Every entry must be duplicated precisely as written.

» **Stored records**
-- Start --
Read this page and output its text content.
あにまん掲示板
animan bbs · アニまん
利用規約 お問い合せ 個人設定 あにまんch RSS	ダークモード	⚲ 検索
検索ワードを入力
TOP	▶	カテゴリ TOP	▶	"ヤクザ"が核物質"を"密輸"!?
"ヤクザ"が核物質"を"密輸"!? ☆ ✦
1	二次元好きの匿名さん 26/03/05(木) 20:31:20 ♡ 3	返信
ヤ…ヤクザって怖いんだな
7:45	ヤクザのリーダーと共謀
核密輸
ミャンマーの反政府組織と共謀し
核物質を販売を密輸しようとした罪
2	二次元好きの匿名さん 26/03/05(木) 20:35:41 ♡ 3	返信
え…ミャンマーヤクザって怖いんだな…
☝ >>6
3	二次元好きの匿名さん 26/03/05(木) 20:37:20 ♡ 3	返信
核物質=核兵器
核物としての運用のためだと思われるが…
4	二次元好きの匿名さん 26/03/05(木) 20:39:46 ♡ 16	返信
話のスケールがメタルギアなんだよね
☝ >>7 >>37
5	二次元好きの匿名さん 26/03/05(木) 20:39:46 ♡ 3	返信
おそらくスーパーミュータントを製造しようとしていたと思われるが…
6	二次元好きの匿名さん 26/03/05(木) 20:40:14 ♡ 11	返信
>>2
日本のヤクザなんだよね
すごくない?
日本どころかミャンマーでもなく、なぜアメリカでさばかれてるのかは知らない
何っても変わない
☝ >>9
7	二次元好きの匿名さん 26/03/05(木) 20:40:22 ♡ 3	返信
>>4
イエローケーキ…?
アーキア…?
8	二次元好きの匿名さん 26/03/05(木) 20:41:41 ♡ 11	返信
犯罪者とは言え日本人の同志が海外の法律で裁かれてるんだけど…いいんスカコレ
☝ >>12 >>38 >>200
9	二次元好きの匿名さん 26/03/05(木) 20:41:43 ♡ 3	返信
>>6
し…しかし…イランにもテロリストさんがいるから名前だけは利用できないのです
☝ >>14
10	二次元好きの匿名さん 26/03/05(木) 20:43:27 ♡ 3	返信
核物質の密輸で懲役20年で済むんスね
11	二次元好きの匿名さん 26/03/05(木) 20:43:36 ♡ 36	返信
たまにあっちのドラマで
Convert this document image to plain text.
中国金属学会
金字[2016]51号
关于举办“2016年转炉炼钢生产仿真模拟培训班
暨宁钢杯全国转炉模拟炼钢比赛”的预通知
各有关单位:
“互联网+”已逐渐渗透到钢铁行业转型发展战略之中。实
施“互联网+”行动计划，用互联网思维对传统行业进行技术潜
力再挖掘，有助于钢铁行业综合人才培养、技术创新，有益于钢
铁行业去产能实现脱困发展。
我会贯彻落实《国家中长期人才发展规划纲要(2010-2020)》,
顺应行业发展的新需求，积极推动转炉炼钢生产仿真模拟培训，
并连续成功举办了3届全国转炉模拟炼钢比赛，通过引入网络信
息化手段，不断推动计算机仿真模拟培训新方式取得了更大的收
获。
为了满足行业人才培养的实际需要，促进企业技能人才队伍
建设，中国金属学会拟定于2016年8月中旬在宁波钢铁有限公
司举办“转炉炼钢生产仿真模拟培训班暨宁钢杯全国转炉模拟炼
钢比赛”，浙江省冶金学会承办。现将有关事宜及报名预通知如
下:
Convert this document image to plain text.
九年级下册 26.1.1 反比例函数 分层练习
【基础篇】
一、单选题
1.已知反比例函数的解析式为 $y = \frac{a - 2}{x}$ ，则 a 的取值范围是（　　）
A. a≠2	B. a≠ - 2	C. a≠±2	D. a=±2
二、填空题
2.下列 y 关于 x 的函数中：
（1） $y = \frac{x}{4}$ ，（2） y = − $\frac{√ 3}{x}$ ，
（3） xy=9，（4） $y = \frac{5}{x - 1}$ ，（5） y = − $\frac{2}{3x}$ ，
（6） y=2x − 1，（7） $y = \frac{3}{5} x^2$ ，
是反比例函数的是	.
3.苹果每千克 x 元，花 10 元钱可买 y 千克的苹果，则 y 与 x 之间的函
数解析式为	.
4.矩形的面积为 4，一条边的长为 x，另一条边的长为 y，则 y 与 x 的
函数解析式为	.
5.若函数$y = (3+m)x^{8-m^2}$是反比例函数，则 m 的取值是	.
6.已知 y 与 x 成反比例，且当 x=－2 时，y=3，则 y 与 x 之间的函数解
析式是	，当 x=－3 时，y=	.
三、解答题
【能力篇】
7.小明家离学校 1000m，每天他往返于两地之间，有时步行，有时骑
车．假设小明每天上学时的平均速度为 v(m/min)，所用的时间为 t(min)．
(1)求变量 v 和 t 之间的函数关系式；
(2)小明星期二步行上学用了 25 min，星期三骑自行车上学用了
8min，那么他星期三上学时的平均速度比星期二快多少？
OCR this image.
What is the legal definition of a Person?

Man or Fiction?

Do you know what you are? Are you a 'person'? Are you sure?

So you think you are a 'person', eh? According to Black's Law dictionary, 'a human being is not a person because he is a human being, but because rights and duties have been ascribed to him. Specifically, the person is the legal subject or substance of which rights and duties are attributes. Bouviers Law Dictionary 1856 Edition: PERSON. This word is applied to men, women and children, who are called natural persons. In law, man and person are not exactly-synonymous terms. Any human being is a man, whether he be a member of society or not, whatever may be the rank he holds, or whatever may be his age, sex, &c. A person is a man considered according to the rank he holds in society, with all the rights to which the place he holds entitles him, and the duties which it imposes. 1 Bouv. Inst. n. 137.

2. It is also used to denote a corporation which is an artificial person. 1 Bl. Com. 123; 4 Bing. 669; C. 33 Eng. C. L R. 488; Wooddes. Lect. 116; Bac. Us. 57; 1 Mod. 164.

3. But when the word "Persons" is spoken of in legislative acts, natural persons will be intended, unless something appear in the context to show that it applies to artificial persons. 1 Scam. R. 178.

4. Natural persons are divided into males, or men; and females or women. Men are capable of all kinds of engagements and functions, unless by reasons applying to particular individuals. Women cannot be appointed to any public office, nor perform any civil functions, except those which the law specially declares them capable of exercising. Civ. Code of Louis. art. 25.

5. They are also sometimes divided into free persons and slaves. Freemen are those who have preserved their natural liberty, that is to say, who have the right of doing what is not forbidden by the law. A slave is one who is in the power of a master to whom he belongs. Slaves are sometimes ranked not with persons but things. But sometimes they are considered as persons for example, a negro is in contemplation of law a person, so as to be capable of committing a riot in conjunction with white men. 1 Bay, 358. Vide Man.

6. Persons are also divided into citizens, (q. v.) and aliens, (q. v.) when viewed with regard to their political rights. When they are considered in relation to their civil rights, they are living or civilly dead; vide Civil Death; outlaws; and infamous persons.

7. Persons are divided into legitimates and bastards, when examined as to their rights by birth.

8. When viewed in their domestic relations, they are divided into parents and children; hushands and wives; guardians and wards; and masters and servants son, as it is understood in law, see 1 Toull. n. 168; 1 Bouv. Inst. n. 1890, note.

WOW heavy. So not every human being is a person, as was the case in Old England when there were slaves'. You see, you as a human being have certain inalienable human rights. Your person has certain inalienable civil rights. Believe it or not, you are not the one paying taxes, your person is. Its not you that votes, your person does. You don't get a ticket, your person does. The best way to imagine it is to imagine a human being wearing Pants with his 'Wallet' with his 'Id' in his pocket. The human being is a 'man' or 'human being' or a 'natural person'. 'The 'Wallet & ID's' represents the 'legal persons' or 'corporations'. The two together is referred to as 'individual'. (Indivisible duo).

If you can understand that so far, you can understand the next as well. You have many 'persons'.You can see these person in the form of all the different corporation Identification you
-- End --
» **Correct response**
Read this page and output its text content.
あにまん掲示板
animan bbs · アニまん
利用規約 お問い合せ 個人設定 あにまんch RSS	ダークモード	⚲ 検索
検索ワードを入力
TOP	▶	カテゴリ TOP	▶	"ヤクザ"が核物質"を"密輸"!?
"ヤクザ"が核物質"を"密輸"!? ☆ ✦
1	二次元好きの匿名さん 26/03/05(木) 20:31:20 ♡ 3	返信
ヤ…ヤクザって怖いんだな
7:45	ヤクザのリーダーと共謀
核密輸
ミャンマーの反政府組織と共謀し
核物質を販売を密輸しようとした罪
2	二次元好きの匿名さん 26/03/05(木) 20:35:41 ♡ 3	返信
え…ミャンマーヤクザって怖いんだな…
☝ >>6
3	二次元好きの匿名さん 26/03/05(木) 20:37:20 ♡ 3	返信
核物質=核兵器
核物としての運用のためだと思われるが…
4	二次元好きの匿名さん 26/03/05(木) 20:39:46 ♡ 16	返信
話のスケールがメタルギアなんだよね
☝ >>7 >>37
5	二次元好きの匿名さん 26/03/05(木) 20:39:46 ♡ 3	返信
おそらくスーパーミュータントを製造しようとしていたと思われるが…
6	二次元好きの匿名さん 26/03/05(木) 20:40:14 ♡ 11	返信
>>2
日本のヤクザなんだよね
すごくない?
日本どころかミャンマーでもなく、なぜアメリカでさばかれてるのかは知らない
何っても変わない
☝ >>9
7	二次元好きの匿名さん 26/03/05(木) 20:40:22 ♡ 3	返信
>>4
イエローケーキ…?
アーキア…?
8	二次元好きの匿名さん 26/03/05(木) 20:41:41 ♡ 11	返信
犯罪者とは言え日本人の同志が海外の法律で裁かれてるんだけど…いいんスカコレ
☝ >>12 >>38 >>200
9	二次元好きの匿名さん 26/03/05(木) 20:41:43 ♡ 3	返信
>>6
し…しかし…イランにもテロリストさんがいるから名前だけは利用できないのです
☝ >>14
10	二次元好きの匿名さん 26/03/05(木) 20:43:27 ♡ 3	返信
核物質の密輸で懲役20年で済むんスね
11	二次元好きの匿名さん 26/03/05(木) 20:43:36 ♡ 36	返信
たまにあっちのドラマで
Convert this document image to plain text.
中国金属学会
金字[2016]51号
关于举办“2016年转炉炼钢生产仿真模拟培训班
暨宁钢杯全国转炉模拟炼钢比赛”的预通知
各有关单位:
“互联网+”已逐渐渗透到钢铁行业转型发展战略之中。实
施“互联网+”行动计划，用互联网思维对传统行业进行技术潜
力再挖掘，有助于钢铁行业综合人才培养、技术创新，有益于钢
铁行业去产能实现脱困发展。
我会贯彻落实《国家中长期人才发展规划纲要(2010-2020)》,
顺应行业发展的新需求，积极推动转炉炼钢生产仿真模拟培训，
并连续成功举办了3届全国转炉模拟炼钢比赛，通过引入网络信
息化手段，不断推动计算机仿真模拟培训新方式取得了更大的收
获。
为了满足行业人才培养的实际需要，促进企业技能人才队伍
建设，中国金属学会拟定于2016年8月中旬在宁波钢铁有限公
司举办“转炉炼钢生产仿真模拟培训班暨宁钢杯全国转炉模拟炼
钢比赛”，浙江省冶金学会承办。现将有关事宜及报名预通知如
下:
Convert this document image to plain text.
九年级下册 26.1.1 反比例函数 分层练习
【基础篇】
一、单选题
1.已知反比例函数的解析式为 $y = \frac{a - 2}{x}$ ，则 a 的取值范围是（　　）
A. a≠2	B. a≠ - 2	C. a≠±2	D. a=±2
二、填空题
2.下列 y 关于 x 的函数中：
（1） $y = \frac{x}{4}$ ，（2） y = − $\frac{√ 3}{x}$ ，
（3） xy=9，（4） $y = \frac{5}{x - 1}$ ，（5） y = − $\frac{2}{3x}$ ，
（6） y=2x − 1，（7） $y = \frac{3}{5} x^2$ ，
是反比例函数的是	.
3.苹果每千克 x 元，花 10 元钱可买 y 千克的苹果，则 y 与 x 之间的函
数解析式为	.
4.矩形的面积为 4，一条边的长为 x，另一条边的长为 y，则 y 与 x 的
函数解析式为	.
5.若函数$y = (3+m)x^{8-m^2}$是反比例函数，则 m 的取值是	.
6.已知 y 与 x 成反比例，且当 x=－2 时，y=3，则 y 与 x 之间的函数解
析式是	，当 x=－3 时，y=	.
三、解答题
【能力篇】
7.小明家离学校 1000m，每天他往返于两地之间，有时步行，有时骑
车．假设小明每天上学时的平均速度为 v(m/min)，所用的时间为 t(min)．
(1)求变量 v 和 t 之间的函数关系式；
(2)小明星期二步行上学用了 25 min，星期三骑自行车上学用了
8min，那么他星期三上学时的平均速度比星期二快多少？
OCR this image.
What is the legal definition of a Person?

Man or Fiction?

Do you know what you are? Are you a 'person'? Are you sure?

So you think you are a 'person', eh? According to Black's Law dictionary, 'a human being is not a person because he is a human being, but because rights and duties have been ascribed to him. Specifically, the person is the legal subject or substance of which rights and duties are attributes. Bouviers Law Dictionary 1856 Edition: PERSON. This word is applied to men, women and children, who are called natural persons. In law, man and person are not exactly-synonymous terms. Any human being is a man, whether he be a member of society or not, whatever may be the rank he holds, or whatever may be his age, sex, &c. A person is a man considered according to the rank he holds in society, with all the rights to which the place he holds entitles him, and the duties which it imposes. 1 Bouv. Inst. n. 137.

2. It is also used to denote a corporation which is an artificial person. 1 Bl. Com. 123; 4 Bing. 669; C. 33 Eng. C. L R. 488; Wooddes. Lect. 116; Bac. Us. 57; 1 Mod. 164.

3. But when the word "Persons" is spoken of in legislative acts, natural persons will be intended, unless something appear in the context to show that it applies to artificial persons. 1 Scam. R. 178.

4. Natural persons are divided into males, or men; and females or women. Men are capable of all kinds of engagements and functions, unless by reasons applying to particular individuals. Women cannot be appointed to any public office, nor perform any civil functions, except those which the law specially declares them capable of exercising. Civ. Code of Louis. art. 25.

5. They are also sometimes divided into free persons and slaves. Freemen are those who have preserved their natural liberty, that is to say, who have the right of doing what is not forbidden by the law. A slave is one who is in the power of a master to whom he belongs. Slaves are sometimes ranked not with persons but things. But sometimes they are considered as persons for example, a negro is in contemplation of law a person, so as to be capable of committing a riot in conjunction with white men. 1 Bay, 358. Vide Man.

6. Persons are also divided into citizens, (q. v.) and aliens, (q. v.) when viewed with regard to their political rights. When they are considered in relation to their civil rights, they are living or civilly dead; vide Civil Death; outlaws; and infamous persons.

7. Persons are divided into legitimates and bastards, when examined as to their rights by birth.

8. When viewed in their domestic relations, they are divided into parents and children; hushands and wives; guardians and wards; and masters and servants son, as it is understood in law, see 1 Toull. n. 168; 1 Bouv. Inst. n. 1890, note.

WOW heavy. So not every human being is a person, as was the case in Old England when there were slaves'. You see, you as a human being have certain inalienable human rights. Your person has certain inalienable civil rights. Believe it or not, you are not the one paying taxes, your person is. Its not you that votes, your person does. You don't get a ticket, your person does. The best way to imagine it is to imagine a human being wearing Pants with his 'Wallet' with his 'Id' in his pocket. The human being is a 'man' or 'human being' or a 'natural person'. 'The 'Wallet & ID's' represents the 'legal persons' or 'corporations'. The two together is referred to as 'individual'. (Indivisible duo).

If you can understand that so far, you can understand the next as well. You have many 'persons'.You can see these person in the form of all the different corporation Identification you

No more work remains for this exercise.